Check each line of the records below and collect those that include the word "price".

[Collected data entries]

☆ ☆ ☆ ☆

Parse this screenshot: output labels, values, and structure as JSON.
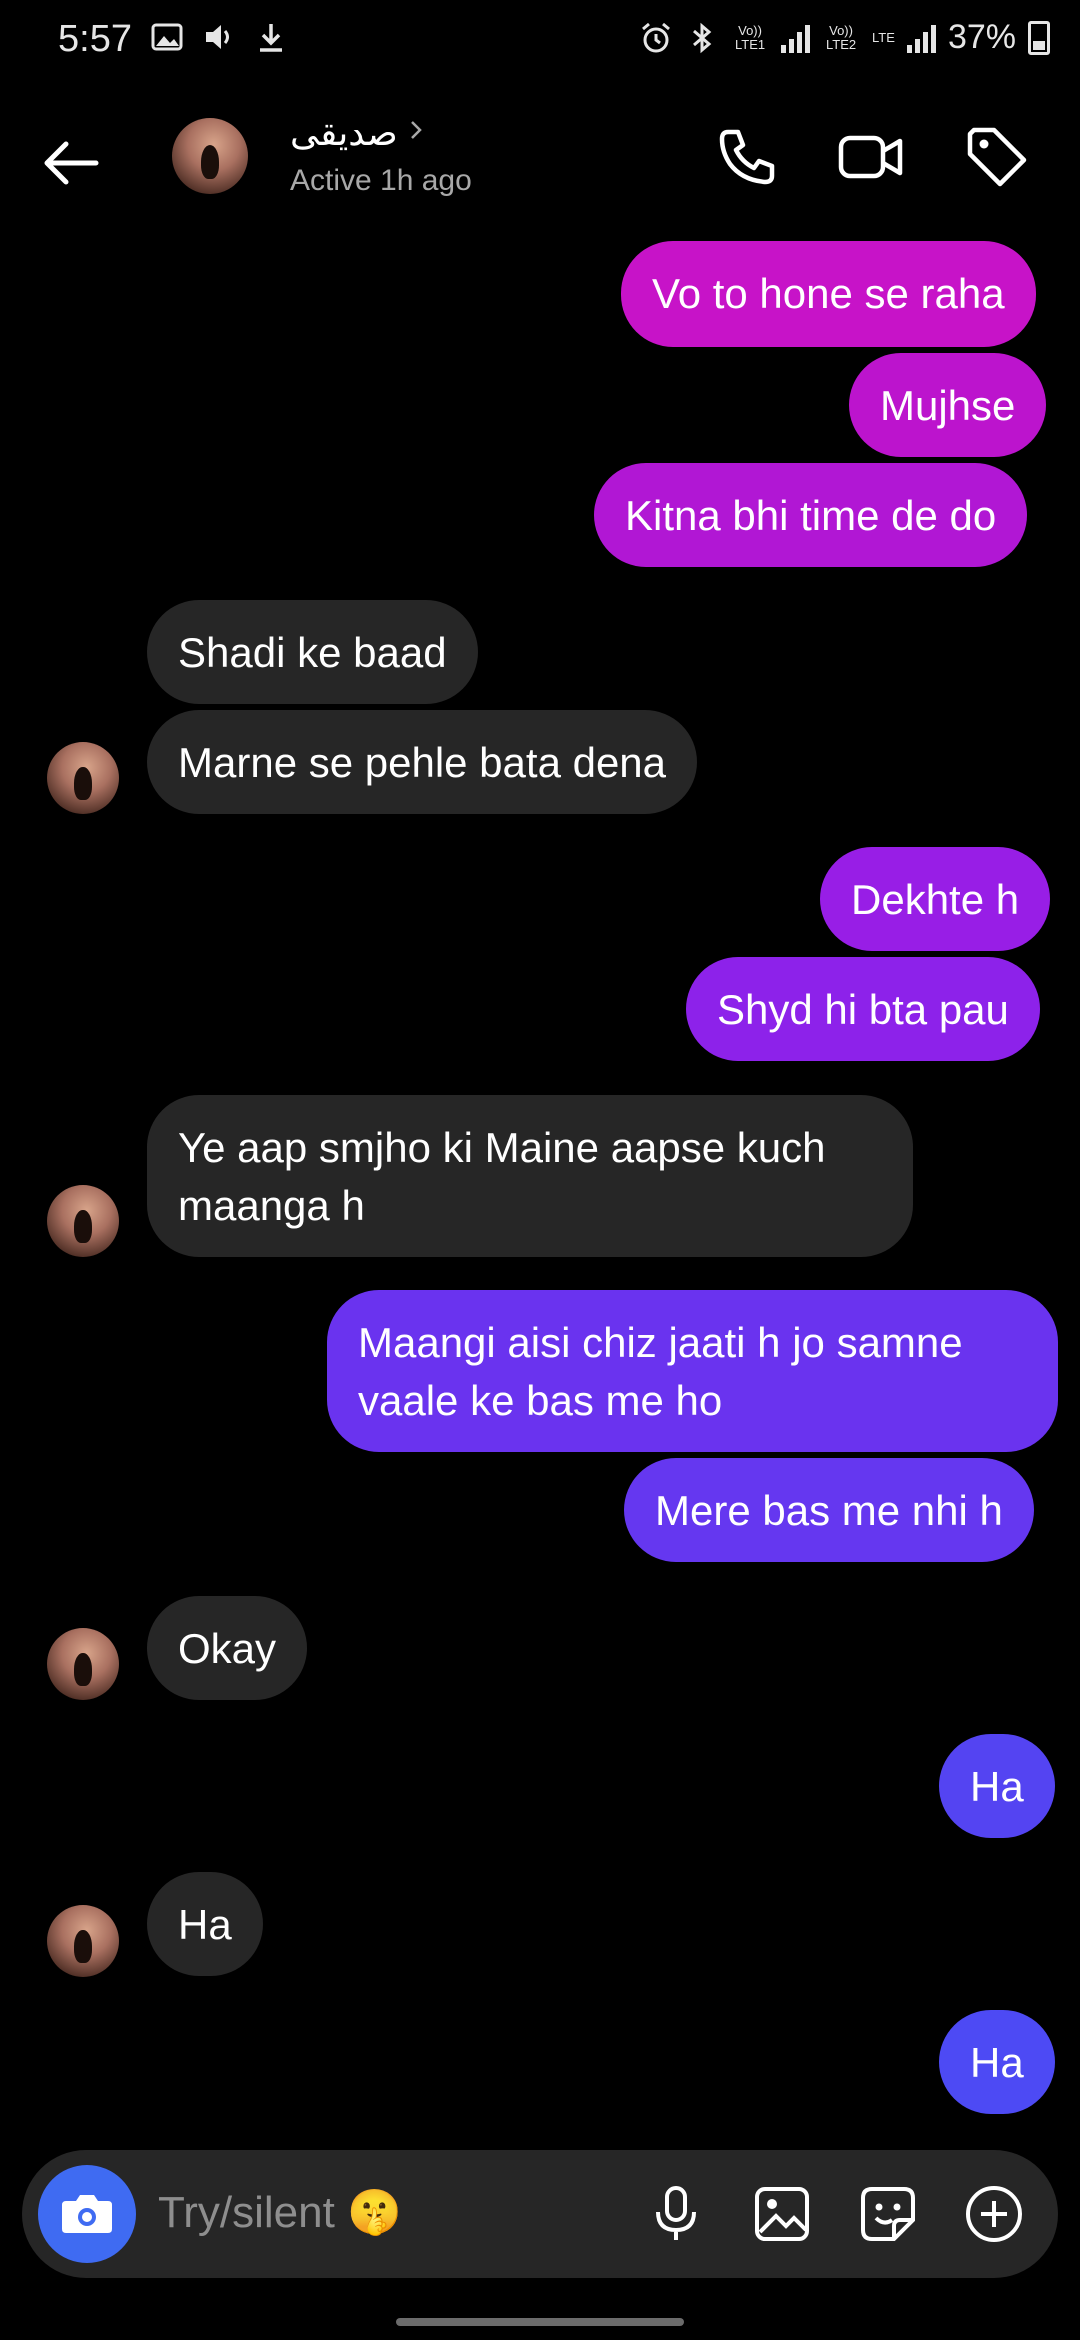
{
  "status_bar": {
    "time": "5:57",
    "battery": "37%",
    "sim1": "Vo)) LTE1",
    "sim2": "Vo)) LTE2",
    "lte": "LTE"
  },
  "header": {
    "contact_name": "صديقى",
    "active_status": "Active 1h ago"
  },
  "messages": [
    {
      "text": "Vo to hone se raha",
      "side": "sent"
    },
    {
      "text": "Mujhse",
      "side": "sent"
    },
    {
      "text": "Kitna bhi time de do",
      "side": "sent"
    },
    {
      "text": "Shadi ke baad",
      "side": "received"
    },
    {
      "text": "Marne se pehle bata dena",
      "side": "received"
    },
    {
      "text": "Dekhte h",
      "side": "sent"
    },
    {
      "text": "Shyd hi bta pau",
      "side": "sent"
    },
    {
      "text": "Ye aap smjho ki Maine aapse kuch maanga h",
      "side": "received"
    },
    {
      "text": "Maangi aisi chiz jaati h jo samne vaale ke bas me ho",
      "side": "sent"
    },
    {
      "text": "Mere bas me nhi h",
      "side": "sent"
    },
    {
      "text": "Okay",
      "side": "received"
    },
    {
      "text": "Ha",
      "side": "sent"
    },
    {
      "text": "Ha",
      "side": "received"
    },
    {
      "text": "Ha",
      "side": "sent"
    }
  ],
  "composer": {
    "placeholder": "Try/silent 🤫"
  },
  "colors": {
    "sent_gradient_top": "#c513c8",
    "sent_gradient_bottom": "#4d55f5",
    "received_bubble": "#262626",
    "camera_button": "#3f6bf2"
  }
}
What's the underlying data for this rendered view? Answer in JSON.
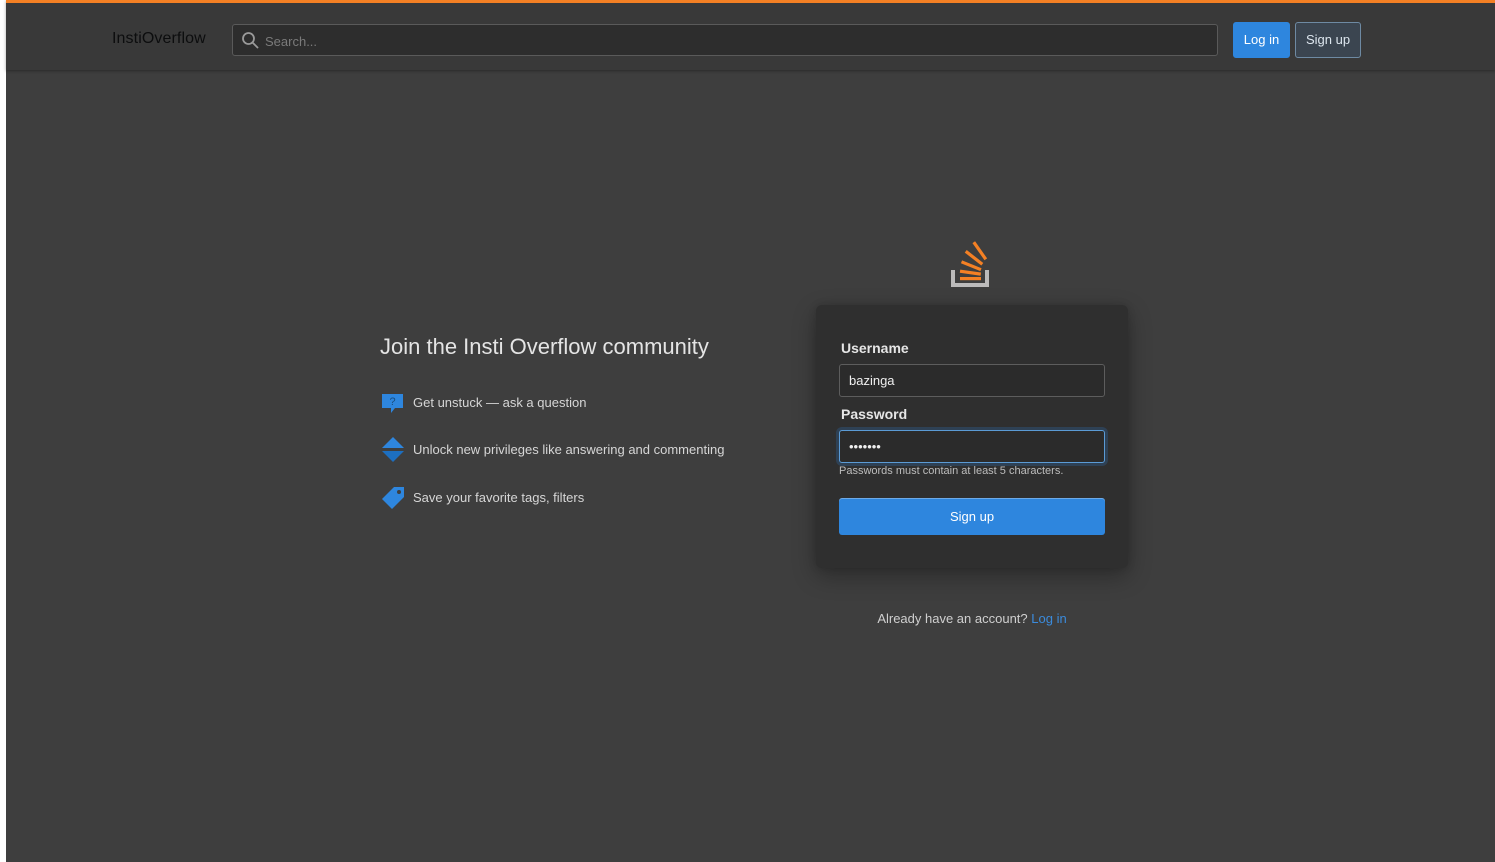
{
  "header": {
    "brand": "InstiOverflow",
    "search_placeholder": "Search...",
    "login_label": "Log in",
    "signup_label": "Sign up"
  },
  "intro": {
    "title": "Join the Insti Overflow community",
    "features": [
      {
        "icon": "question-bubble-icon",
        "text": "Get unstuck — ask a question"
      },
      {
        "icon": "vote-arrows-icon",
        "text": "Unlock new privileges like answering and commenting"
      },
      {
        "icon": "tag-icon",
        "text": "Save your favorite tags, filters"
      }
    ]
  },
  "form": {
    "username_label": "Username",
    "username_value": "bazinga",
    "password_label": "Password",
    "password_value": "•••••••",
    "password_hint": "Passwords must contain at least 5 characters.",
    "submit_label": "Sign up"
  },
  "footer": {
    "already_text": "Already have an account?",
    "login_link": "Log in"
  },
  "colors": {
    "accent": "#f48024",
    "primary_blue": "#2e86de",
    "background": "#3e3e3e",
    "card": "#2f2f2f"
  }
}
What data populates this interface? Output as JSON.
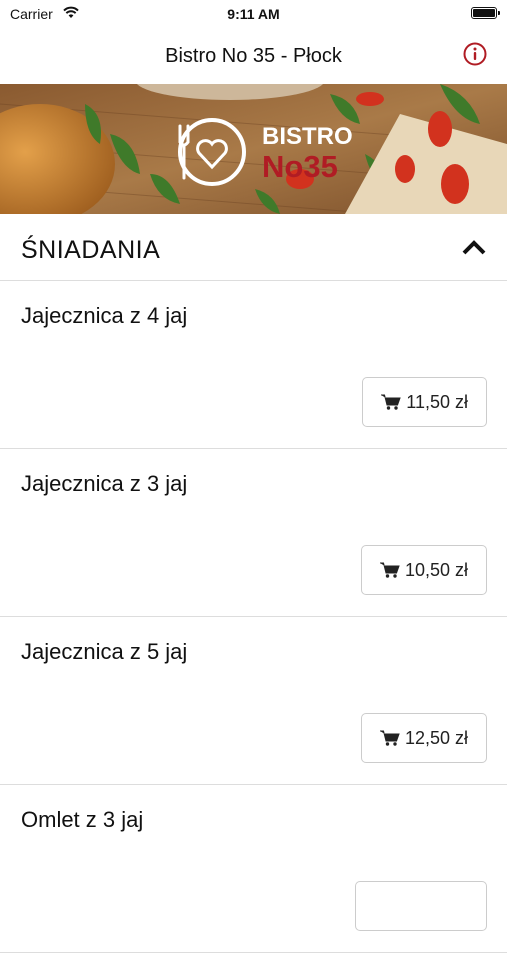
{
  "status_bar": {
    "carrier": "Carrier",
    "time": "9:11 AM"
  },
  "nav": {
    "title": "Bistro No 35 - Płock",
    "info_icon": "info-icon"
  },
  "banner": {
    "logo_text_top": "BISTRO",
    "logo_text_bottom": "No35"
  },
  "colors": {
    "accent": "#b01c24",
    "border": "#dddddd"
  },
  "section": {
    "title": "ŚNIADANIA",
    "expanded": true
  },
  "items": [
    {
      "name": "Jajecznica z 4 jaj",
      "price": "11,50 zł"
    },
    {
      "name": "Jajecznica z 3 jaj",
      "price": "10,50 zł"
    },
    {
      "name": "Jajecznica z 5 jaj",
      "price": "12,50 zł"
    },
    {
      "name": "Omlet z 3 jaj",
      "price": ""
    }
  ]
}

☆ ☆ ☆ ☆

*RESPONSE:*
      "price": "11,50 zł"
      "price": "10,50 zł"
      "price": "12,50 zł"
      "price": ""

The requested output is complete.